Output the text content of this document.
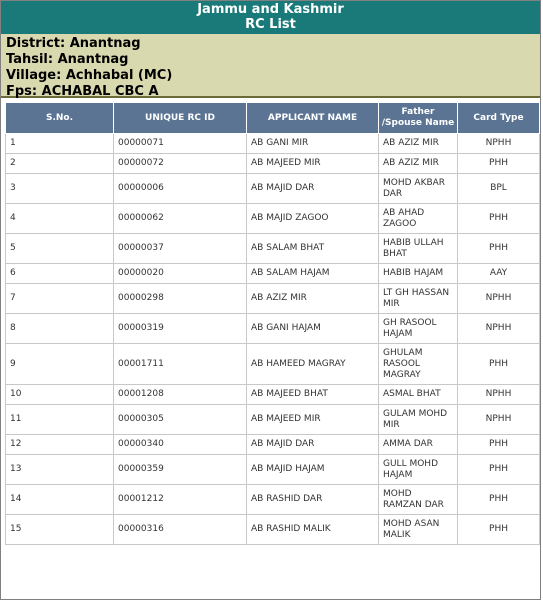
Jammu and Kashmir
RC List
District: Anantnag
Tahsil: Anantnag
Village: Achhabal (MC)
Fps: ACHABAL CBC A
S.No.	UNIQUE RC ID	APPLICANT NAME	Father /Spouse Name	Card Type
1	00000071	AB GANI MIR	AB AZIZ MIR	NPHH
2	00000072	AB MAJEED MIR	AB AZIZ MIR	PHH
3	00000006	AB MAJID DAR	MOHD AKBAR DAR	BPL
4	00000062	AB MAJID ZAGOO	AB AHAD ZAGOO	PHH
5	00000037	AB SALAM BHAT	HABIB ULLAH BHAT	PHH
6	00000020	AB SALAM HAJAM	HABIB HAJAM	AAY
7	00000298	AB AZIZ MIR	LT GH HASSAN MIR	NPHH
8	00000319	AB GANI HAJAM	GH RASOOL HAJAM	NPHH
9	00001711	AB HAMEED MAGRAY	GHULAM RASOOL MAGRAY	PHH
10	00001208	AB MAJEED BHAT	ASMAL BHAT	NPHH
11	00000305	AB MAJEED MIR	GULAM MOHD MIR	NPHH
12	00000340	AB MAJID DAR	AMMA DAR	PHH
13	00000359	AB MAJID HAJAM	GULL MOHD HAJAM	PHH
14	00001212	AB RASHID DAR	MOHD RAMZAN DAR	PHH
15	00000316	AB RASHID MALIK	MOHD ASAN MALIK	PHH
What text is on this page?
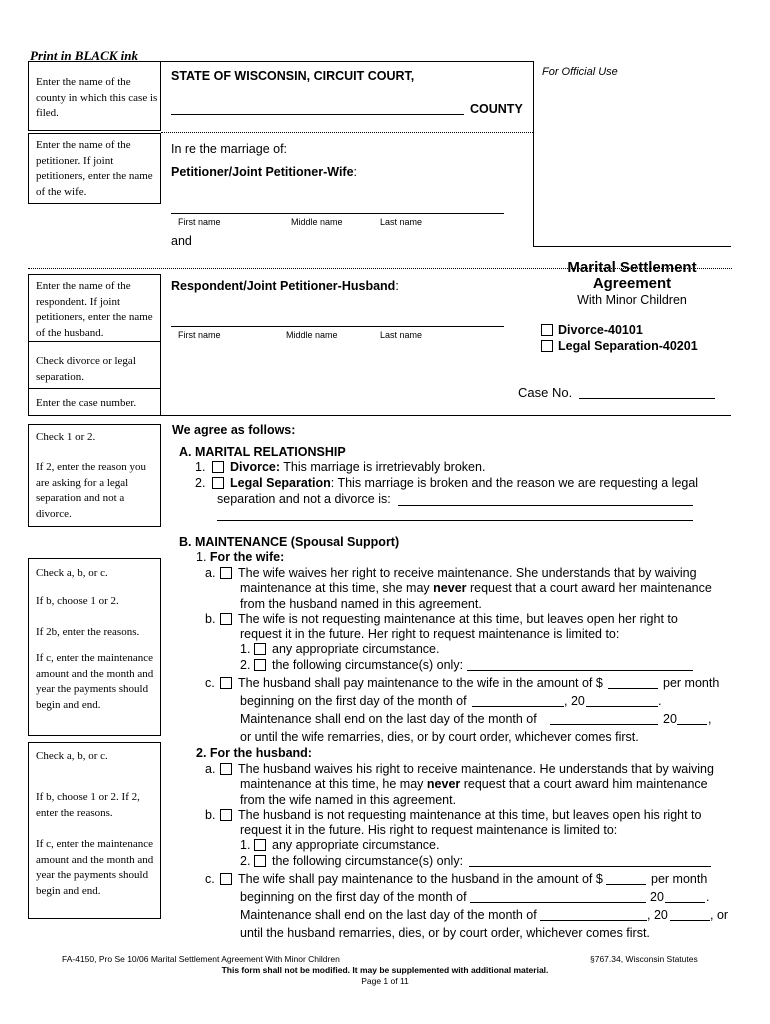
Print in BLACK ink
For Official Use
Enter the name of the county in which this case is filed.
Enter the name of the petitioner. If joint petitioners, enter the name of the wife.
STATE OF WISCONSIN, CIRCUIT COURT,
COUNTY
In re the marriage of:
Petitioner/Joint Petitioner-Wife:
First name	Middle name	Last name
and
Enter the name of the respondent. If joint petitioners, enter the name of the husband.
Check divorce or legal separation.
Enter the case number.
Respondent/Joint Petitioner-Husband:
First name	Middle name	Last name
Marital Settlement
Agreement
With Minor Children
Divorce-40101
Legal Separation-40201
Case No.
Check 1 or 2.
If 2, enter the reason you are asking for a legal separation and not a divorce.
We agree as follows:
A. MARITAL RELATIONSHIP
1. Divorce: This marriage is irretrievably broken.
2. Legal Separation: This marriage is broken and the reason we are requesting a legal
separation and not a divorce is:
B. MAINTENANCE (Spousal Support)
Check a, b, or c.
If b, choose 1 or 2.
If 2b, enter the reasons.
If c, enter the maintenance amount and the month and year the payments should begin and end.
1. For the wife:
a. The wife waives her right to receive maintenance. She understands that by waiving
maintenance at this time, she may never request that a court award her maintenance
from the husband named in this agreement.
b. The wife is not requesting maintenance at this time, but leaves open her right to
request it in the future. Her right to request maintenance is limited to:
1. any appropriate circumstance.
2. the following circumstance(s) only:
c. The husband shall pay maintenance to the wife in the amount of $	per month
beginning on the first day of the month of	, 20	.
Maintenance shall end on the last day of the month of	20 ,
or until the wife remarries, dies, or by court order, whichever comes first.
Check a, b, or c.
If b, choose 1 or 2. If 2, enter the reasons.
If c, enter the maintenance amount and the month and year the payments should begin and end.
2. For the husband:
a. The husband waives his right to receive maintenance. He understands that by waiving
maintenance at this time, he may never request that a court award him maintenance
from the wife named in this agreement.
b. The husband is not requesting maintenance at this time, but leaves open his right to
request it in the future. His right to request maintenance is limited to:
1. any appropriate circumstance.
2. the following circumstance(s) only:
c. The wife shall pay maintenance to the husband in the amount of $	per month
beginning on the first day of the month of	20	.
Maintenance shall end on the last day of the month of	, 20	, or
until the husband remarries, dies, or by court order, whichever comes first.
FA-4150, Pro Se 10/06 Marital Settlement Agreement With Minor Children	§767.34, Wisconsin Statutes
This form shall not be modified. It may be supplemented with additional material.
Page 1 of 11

* [The problem]: Take the data above and repeat it exactly, leaving each picture out.

* [Output]:
Output the text content of this document.
Jammu and Kashmir
RC List
District: Anantnag
Tahsil: Anantnag
Village: Achhabal (MC)
Fps: ACHABAL CBC A
S.No.	UNIQUE RC ID	APPLICANT NAME	Father /Spouse Name	Card Type
1	00000071	AB GANI MIR	AB AZIZ MIR	NPHH
2	00000072	AB MAJEED MIR	AB AZIZ MIR	PHH
3	00000006	AB MAJID DAR	MOHD AKBAR DAR	BPL
4	00000062	AB MAJID ZAGOO	AB AHAD ZAGOO	PHH
5	00000037	AB SALAM BHAT	HABIB ULLAH BHAT	PHH
6	00000020	AB SALAM HAJAM	HABIB HAJAM	AAY
7	00000298	AB AZIZ MIR	LT GH HASSAN MIR	NPHH
8	00000319	AB GANI HAJAM	GH RASOOL HAJAM	NPHH
9	00001711	AB HAMEED MAGRAY	GHULAM RASOOL MAGRAY	PHH
10	00001208	AB MAJEED BHAT	ASMAL BHAT	NPHH
11	00000305	AB MAJEED MIR	GULAM MOHD MIR	NPHH
12	00000340	AB MAJID DAR	AMMA DAR	PHH
13	00000359	AB MAJID HAJAM	GULL MOHD HAJAM	PHH
14	00001212	AB RASHID DAR	MOHD RAMZAN DAR	PHH
15	00000316	AB RASHID MALIK	MOHD ASAN MALIK	PHH
What text is on this page?
Print in BLACK ink
For Official Use
Enter the name of the county in which this case is filed.
Enter the name of the petitioner. If joint petitioners, enter the name of the wife.
STATE OF WISCONSIN, CIRCUIT COURT,
COUNTY
In re the marriage of:
Petitioner/Joint Petitioner-Wife:
First name	Middle name	Last name
and
Enter the name of the respondent. If joint petitioners, enter the name of the husband.
Check divorce or legal separation.
Enter the case number.
Respondent/Joint Petitioner-Husband:
First name	Middle name	Last name
Marital Settlement
Agreement
With Minor Children
Divorce-40101
Legal Separation-40201
Case No.
Check 1 or 2.
If 2, enter the reason you are asking for a legal separation and not a divorce.
We agree as follows:
A. MARITAL RELATIONSHIP
1. Divorce: This marriage is irretrievably broken.
2. Legal Separation: This marriage is broken and the reason we are requesting a legal
separation and not a divorce is:
B. MAINTENANCE (Spousal Support)
Check a, b, or c.
If b, choose 1 or 2.
If 2b, enter the reasons.
If c, enter the maintenance amount and the month and year the payments should begin and end.
1. For the wife:
a. The wife waives her right to receive maintenance. She understands that by waiving
maintenance at this time, she may never request that a court award her maintenance
from the husband named in this agreement.
b. The wife is not requesting maintenance at this time, but leaves open her right to
request it in the future. Her right to request maintenance is limited to:
1. any appropriate circumstance.
2. the following circumstance(s) only:
c. The husband shall pay maintenance to the wife in the amount of $	per month
beginning on the first day of the month of	, 20	.
Maintenance shall end on the last day of the month of	20 ,
or until the wife remarries, dies, or by court order, whichever comes first.
Check a, b, or c.
If b, choose 1 or 2. If 2, enter the reasons.
If c, enter the maintenance amount and the month and year the payments should begin and end.
2. For the husband:
a. The husband waives his right to receive maintenance. He understands that by waiving
maintenance at this time, he may never request that a court award him maintenance
from the wife named in this agreement.
b. The husband is not requesting maintenance at this time, but leaves open his right to
request it in the future. His right to request maintenance is limited to:
1. any appropriate circumstance.
2. the following circumstance(s) only:
c. The wife shall pay maintenance to the husband in the amount of $	per month
beginning on the first day of the month of	20	.
Maintenance shall end on the last day of the month of	, 20	, or
until the husband remarries, dies, or by court order, whichever comes first.
FA-4150, Pro Se 10/06 Marital Settlement Agreement With Minor Children	§767.34, Wisconsin Statutes
This form shall not be modified. It may be supplemented with additional material.
Page 1 of 11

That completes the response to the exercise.